[BEGIN]
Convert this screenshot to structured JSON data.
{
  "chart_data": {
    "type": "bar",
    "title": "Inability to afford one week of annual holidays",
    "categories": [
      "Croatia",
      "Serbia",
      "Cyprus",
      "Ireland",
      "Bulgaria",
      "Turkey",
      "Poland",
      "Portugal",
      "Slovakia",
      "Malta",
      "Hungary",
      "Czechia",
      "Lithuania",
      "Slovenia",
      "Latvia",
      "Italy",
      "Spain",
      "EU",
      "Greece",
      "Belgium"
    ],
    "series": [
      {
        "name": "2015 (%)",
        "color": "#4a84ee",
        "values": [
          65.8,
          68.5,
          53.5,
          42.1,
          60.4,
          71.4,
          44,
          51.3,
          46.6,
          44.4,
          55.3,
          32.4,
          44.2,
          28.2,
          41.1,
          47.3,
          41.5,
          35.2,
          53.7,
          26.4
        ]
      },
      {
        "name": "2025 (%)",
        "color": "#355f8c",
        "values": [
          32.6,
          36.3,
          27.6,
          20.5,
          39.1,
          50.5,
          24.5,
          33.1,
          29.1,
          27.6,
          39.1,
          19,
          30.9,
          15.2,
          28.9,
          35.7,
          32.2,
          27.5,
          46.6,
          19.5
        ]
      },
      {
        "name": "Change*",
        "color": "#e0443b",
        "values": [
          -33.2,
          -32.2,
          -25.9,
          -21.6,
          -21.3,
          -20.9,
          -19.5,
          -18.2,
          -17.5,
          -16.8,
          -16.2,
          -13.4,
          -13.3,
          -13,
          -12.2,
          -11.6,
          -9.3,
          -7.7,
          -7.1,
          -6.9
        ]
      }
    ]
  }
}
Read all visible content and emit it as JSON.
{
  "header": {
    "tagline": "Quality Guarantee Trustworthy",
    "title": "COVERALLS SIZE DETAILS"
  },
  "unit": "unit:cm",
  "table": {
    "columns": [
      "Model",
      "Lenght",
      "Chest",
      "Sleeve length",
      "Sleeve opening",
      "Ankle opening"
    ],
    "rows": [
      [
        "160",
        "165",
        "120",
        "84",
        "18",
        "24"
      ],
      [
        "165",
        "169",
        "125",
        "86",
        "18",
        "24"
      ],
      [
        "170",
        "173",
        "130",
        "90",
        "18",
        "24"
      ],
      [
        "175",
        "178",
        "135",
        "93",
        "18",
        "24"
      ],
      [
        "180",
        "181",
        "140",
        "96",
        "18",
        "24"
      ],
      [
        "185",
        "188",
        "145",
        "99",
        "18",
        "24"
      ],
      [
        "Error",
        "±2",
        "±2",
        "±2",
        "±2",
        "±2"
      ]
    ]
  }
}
[END]
Problem :: Give the count of lines that hold the word "color", with nothing added.

Final answer :: 3